Repeat back every line of the data, exactly.

[Document page transcript entries]

· · · ·

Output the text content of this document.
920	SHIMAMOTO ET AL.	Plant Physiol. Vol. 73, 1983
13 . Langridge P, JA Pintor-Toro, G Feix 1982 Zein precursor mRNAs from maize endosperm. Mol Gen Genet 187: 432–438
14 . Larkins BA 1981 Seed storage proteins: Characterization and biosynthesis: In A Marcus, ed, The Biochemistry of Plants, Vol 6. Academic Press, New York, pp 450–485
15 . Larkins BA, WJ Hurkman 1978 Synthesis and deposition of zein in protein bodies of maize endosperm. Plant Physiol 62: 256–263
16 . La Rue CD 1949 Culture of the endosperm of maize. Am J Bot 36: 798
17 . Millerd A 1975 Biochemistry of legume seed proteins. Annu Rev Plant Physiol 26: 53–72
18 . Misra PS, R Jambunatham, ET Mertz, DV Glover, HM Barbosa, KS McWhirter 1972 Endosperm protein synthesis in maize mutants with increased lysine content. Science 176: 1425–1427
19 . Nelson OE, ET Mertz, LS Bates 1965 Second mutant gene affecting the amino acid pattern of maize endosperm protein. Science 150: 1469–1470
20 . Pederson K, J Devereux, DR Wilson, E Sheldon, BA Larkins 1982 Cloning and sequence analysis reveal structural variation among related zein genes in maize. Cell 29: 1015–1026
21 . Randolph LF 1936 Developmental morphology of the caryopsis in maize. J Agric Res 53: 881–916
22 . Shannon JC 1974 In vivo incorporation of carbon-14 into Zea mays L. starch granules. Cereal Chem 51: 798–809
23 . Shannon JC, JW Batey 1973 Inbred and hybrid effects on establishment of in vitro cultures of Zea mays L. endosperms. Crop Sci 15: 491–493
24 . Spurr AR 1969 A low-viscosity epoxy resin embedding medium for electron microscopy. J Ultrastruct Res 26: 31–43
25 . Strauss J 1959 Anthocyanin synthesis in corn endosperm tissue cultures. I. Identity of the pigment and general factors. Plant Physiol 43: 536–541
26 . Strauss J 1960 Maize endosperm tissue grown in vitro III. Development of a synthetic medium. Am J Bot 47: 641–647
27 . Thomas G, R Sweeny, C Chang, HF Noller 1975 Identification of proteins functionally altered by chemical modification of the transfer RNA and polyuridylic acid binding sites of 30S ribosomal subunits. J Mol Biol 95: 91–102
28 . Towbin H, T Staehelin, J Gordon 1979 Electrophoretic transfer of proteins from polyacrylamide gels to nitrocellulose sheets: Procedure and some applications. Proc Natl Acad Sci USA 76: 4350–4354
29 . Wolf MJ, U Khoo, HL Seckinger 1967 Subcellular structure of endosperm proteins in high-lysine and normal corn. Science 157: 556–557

· · · ·

Expected answer:
Output the text content of this document.
920	SHIMAMOTO ET AL.	Plant Physiol. Vol. 73, 1983
13 . Langridge P, JA Pintor-Toro, G Feix 1982 Zein precursor mRNAs from maize endosperm. Mol Gen Genet 187: 432–438
14 . Larkins BA 1981 Seed storage proteins: Characterization and biosynthesis: In A Marcus, ed, The Biochemistry of Plants, Vol 6. Academic Press, New York, pp 450–485
15 . Larkins BA, WJ Hurkman 1978 Synthesis and deposition of zein in protein bodies of maize endosperm. Plant Physiol 62: 256–263
16 . La Rue CD 1949 Culture of the endosperm of maize. Am J Bot 36: 798
17 . Millerd A 1975 Biochemistry of legume seed proteins. Annu Rev Plant Physiol 26: 53–72
18 . Misra PS, R Jambunatham, ET Mertz, DV Glover, HM Barbosa, KS McWhirter 1972 Endosperm protein synthesis in maize mutants with increased lysine content. Science 176: 1425–1427
19 . Nelson OE, ET Mertz, LS Bates 1965 Second mutant gene affecting the amino acid pattern of maize endosperm protein. Science 150: 1469–1470
20 . Pederson K, J Devereux, DR Wilson, E Sheldon, BA Larkins 1982 Cloning and sequence analysis reveal structural variation among related zein genes in maize. Cell 29: 1015–1026
21 . Randolph LF 1936 Developmental morphology of the caryopsis in maize. J Agric Res 53: 881–916
22 . Shannon JC 1974 In vivo incorporation of carbon-14 into Zea mays L. starch granules. Cereal Chem 51: 798–809
23 . Shannon JC, JW Batey 1973 Inbred and hybrid effects on establishment of in vitro cultures of Zea mays L. endosperms. Crop Sci 15: 491–493
24 . Spurr AR 1969 A low-viscosity epoxy resin embedding medium for electron microscopy. J Ultrastruct Res 26: 31–43
25 . Strauss J 1959 Anthocyanin synthesis in corn endosperm tissue cultures. I. Identity of the pigment and general factors. Plant Physiol 43: 536–541
26 . Strauss J 1960 Maize endosperm tissue grown in vitro III. Development of a synthetic medium. Am J Bot 47: 641–647
27 . Thomas G, R Sweeny, C Chang, HF Noller 1975 Identification of proteins functionally altered by chemical modification of the transfer RNA and polyuridylic acid binding sites of 30S ribosomal subunits. J Mol Biol 95: 91–102
28 . Towbin H, T Staehelin, J Gordon 1979 Electrophoretic transfer of proteins from polyacrylamide gels to nitrocellulose sheets: Procedure and some applications. Proc Natl Acad Sci USA 76: 4350–4354
29 . Wolf MJ, U Khoo, HL Seckinger 1967 Subcellular structure of endosperm proteins in high-lysine and normal corn. Science 157: 556–557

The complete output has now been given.